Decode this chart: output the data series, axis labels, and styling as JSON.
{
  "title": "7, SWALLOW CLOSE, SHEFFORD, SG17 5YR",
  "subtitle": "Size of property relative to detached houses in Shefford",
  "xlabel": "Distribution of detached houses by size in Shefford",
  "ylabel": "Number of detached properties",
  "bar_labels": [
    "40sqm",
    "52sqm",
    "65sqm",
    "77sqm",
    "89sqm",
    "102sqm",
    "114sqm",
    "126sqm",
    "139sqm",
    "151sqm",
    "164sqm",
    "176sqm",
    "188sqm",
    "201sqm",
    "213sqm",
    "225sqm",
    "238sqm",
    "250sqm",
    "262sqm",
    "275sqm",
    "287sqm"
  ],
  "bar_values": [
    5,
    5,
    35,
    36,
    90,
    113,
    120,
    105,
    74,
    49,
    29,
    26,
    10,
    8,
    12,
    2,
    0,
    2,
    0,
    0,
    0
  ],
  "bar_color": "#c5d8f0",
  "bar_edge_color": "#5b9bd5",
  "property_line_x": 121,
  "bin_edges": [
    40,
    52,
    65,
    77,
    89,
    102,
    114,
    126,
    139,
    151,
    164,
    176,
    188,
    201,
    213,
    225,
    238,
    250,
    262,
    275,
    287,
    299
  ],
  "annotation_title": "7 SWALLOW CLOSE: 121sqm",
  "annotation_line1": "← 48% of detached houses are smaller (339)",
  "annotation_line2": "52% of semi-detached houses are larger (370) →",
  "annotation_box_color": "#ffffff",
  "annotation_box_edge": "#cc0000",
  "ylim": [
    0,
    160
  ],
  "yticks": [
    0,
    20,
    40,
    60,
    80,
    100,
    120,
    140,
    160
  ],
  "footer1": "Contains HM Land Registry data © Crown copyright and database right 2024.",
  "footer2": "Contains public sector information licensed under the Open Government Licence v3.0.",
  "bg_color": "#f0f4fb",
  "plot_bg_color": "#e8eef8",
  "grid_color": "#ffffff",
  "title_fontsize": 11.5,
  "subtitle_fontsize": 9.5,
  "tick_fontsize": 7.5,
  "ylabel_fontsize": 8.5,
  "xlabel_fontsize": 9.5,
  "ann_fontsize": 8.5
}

» **SET TASK**
Lines that hold "data" are the ones to copy; find all of them.

» **WRITTEN RESPONSE**
Decode this chart: output the data series, axis labels, and styling as JSON.
  "footer1": "Contains HM Land Registry data © Crown copyright and database right 2024.",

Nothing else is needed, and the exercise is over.